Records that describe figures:
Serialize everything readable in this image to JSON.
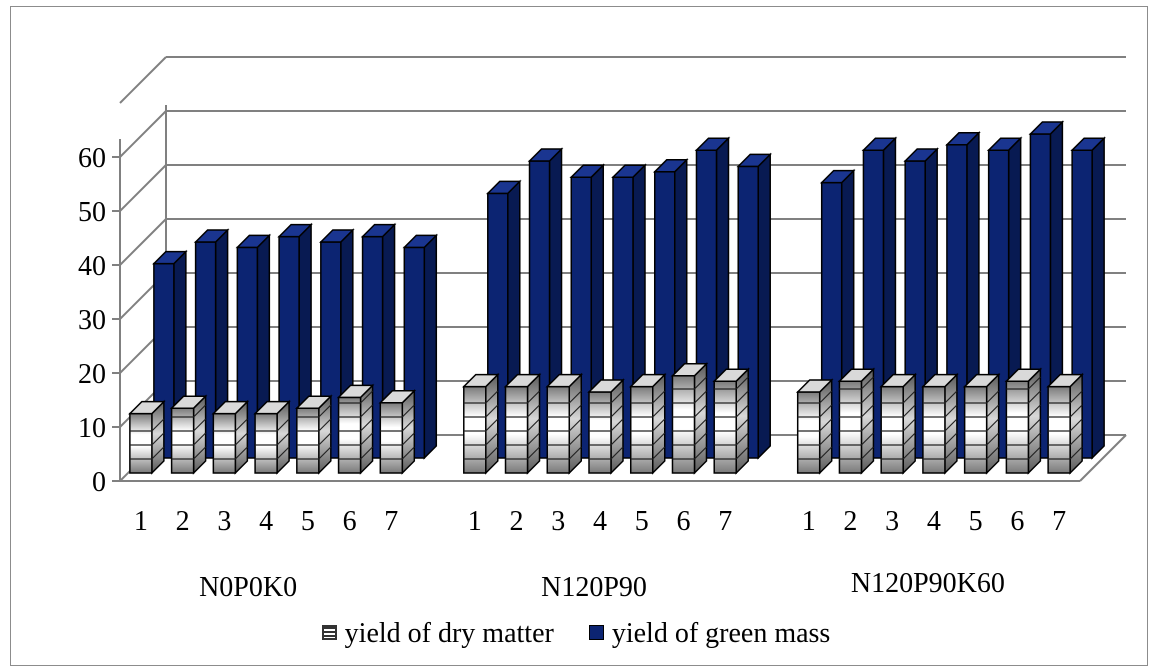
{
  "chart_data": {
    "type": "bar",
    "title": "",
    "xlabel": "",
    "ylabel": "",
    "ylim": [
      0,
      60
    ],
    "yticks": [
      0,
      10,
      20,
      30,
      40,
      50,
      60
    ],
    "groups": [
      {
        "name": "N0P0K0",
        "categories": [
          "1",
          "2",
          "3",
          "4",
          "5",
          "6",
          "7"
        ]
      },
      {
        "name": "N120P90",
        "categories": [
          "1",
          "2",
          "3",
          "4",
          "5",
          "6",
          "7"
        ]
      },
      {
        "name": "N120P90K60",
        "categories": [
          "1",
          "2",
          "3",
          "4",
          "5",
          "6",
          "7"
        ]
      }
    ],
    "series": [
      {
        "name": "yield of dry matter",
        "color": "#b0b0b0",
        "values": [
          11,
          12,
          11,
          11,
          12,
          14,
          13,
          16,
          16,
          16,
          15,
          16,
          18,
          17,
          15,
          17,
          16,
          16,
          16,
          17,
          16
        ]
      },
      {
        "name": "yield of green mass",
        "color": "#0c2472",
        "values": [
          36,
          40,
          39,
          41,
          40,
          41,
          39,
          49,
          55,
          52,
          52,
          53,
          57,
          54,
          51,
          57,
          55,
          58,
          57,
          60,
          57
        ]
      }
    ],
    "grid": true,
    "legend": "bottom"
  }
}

▶ [Objective]: Write out the entries above verbatim; the pictures do not belong in your copy.

▶ [Expected answer]:
Serialize everything readable in this image to JSON.
{
  "chart_data": {
    "type": "bar",
    "title": "",
    "xlabel": "",
    "ylabel": "",
    "ylim": [
      0,
      60
    ],
    "yticks": [
      0,
      10,
      20,
      30,
      40,
      50,
      60
    ],
    "groups": [
      {
        "name": "N0P0K0",
        "categories": [
          "1",
          "2",
          "3",
          "4",
          "5",
          "6",
          "7"
        ]
      },
      {
        "name": "N120P90",
        "categories": [
          "1",
          "2",
          "3",
          "4",
          "5",
          "6",
          "7"
        ]
      },
      {
        "name": "N120P90K60",
        "categories": [
          "1",
          "2",
          "3",
          "4",
          "5",
          "6",
          "7"
        ]
      }
    ],
    "series": [
      {
        "name": "yield of dry matter",
        "color": "#b0b0b0",
        "values": [
          11,
          12,
          11,
          11,
          12,
          14,
          13,
          16,
          16,
          16,
          15,
          16,
          18,
          17,
          15,
          17,
          16,
          16,
          16,
          17,
          16
        ]
      },
      {
        "name": "yield of green mass",
        "color": "#0c2472",
        "values": [
          36,
          40,
          39,
          41,
          40,
          41,
          39,
          49,
          55,
          52,
          52,
          53,
          57,
          54,
          51,
          57,
          55,
          58,
          57,
          60,
          57
        ]
      }
    ],
    "grid": true,
    "legend": "bottom"
  }
}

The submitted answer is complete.